Goal: Output the data exactly, with every line intact.

┌─ Task material

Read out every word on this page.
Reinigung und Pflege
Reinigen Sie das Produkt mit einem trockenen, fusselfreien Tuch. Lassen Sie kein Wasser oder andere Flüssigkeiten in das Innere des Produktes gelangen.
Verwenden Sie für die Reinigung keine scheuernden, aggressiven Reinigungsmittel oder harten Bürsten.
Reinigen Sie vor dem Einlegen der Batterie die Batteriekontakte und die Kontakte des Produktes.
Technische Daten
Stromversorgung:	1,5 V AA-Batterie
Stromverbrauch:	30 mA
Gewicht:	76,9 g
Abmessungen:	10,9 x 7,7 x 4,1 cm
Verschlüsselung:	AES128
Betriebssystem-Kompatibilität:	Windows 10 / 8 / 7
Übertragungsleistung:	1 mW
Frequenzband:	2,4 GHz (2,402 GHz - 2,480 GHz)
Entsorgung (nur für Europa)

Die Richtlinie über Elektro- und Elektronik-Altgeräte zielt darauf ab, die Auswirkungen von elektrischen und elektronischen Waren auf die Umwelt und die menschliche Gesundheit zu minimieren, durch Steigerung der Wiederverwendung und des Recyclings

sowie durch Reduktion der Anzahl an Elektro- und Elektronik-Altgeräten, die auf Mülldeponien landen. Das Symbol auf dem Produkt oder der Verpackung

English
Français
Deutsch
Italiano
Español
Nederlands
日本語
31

└─

Answer to the problem:
Read out every word on this page.
Reinigung und Pflege
Reinigen Sie das Produkt mit einem trockenen, fusselfreien Tuch. Lassen Sie kein Wasser oder andere Flüssigkeiten in das Innere des Produktes gelangen.
Verwenden Sie für die Reinigung keine scheuernden, aggressiven Reinigungsmittel oder harten Bürsten.
Reinigen Sie vor dem Einlegen der Batterie die Batteriekontakte und die Kontakte des Produktes.
Technische Daten
Stromversorgung:	1,5 V AA-Batterie
Stromverbrauch:	30 mA
Gewicht:	76,9 g
Abmessungen:	10,9 x 7,7 x 4,1 cm
Verschlüsselung:	AES128
Betriebssystem-Kompatibilität:	Windows 10 / 8 / 7
Übertragungsleistung:	1 mW
Frequenzband:	2,4 GHz (2,402 GHz - 2,480 GHz)
Entsorgung (nur für Europa)

Die Richtlinie über Elektro- und Elektronik-Altgeräte zielt darauf ab, die Auswirkungen von elektrischen und elektronischen Waren auf die Umwelt und die menschliche Gesundheit zu minimieren, durch Steigerung der Wiederverwendung und des Recyclings

sowie durch Reduktion der Anzahl an Elektro- und Elektronik-Altgeräten, die auf Mülldeponien landen. Das Symbol auf dem Produkt oder der Verpackung

English
Français
Deutsch
Italiano
Español
Nederlands
日本語
31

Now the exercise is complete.